Directions | List every line of the material below that contains the string "marker", treating uppercase and lowercase as different.
--- START OF Data to use ---
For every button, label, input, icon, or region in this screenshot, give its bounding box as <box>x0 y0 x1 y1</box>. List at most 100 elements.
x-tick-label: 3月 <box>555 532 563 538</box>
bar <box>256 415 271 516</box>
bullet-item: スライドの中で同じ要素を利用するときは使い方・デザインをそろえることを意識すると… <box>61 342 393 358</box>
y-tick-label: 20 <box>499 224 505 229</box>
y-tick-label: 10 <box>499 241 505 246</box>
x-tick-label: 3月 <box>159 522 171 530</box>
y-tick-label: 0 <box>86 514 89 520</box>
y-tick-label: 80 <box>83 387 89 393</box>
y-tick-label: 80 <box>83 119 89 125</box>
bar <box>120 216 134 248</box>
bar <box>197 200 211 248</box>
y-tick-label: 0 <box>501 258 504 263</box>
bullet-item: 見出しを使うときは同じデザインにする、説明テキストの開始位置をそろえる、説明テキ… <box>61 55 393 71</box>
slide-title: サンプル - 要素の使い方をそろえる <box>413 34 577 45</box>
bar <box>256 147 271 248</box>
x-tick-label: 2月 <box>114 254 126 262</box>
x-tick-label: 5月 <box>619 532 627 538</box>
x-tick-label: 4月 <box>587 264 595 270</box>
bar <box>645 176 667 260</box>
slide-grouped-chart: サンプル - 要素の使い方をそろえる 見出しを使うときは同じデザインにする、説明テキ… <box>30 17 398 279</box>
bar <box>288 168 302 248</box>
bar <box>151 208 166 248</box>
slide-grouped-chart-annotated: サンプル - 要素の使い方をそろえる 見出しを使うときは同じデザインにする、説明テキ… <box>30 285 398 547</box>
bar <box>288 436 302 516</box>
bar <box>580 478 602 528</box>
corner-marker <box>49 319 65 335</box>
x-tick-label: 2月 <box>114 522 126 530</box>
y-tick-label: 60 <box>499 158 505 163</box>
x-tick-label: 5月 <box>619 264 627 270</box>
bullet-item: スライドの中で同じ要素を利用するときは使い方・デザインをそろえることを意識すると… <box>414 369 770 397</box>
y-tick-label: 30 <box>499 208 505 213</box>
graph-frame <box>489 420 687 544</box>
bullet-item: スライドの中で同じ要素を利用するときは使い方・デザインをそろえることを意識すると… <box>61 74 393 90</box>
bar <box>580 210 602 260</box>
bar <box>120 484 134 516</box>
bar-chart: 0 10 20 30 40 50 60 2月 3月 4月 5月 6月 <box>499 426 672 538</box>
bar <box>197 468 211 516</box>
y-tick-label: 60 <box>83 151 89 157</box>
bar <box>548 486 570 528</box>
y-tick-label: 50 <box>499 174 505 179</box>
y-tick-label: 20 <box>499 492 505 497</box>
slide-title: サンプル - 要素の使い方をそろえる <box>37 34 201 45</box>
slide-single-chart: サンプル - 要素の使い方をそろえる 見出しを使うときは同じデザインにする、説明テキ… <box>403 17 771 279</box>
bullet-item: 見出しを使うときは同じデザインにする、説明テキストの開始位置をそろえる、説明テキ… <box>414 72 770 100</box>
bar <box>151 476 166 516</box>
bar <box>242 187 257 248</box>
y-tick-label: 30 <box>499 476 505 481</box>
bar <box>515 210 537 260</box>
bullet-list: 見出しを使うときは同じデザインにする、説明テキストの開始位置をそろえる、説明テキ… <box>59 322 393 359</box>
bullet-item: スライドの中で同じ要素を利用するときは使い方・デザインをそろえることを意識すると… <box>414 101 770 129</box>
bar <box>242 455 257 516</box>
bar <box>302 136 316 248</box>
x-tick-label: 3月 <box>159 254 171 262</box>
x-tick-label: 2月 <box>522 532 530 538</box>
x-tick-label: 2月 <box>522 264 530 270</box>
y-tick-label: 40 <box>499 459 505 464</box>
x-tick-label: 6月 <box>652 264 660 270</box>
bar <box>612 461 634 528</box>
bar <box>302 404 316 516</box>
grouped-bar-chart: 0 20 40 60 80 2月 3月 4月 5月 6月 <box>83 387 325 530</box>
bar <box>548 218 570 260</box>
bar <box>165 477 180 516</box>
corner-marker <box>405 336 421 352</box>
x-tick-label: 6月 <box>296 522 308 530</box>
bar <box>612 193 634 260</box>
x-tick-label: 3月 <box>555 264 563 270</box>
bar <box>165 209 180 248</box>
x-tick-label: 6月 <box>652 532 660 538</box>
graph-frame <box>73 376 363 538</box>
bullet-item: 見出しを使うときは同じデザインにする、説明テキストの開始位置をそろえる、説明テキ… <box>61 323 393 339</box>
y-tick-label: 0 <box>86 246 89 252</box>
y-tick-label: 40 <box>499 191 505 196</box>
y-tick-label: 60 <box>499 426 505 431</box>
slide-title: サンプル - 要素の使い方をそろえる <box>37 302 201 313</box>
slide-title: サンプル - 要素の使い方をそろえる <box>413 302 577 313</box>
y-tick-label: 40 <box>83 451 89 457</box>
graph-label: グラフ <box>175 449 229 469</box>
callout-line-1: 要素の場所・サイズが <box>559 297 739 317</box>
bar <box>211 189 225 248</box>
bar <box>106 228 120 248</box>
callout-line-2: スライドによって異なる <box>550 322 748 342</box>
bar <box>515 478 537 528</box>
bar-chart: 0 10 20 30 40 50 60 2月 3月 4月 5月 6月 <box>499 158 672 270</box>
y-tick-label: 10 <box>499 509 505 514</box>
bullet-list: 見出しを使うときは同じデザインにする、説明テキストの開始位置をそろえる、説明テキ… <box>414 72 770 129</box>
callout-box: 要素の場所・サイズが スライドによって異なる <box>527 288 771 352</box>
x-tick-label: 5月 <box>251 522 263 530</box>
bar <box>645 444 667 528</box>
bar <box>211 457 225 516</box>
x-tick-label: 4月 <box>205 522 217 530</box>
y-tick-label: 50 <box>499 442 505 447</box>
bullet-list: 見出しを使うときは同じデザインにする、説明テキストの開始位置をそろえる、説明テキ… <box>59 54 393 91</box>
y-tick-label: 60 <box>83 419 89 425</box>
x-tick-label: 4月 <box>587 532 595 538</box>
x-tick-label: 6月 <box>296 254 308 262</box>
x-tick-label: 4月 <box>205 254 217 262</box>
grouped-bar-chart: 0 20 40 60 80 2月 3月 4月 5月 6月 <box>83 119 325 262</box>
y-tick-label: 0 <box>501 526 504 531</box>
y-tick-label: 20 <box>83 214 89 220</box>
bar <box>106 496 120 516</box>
--- END OF Data to use ---
Task response |
corner-marker <box>49 319 65 335</box>
corner-marker <box>405 336 421 352</box>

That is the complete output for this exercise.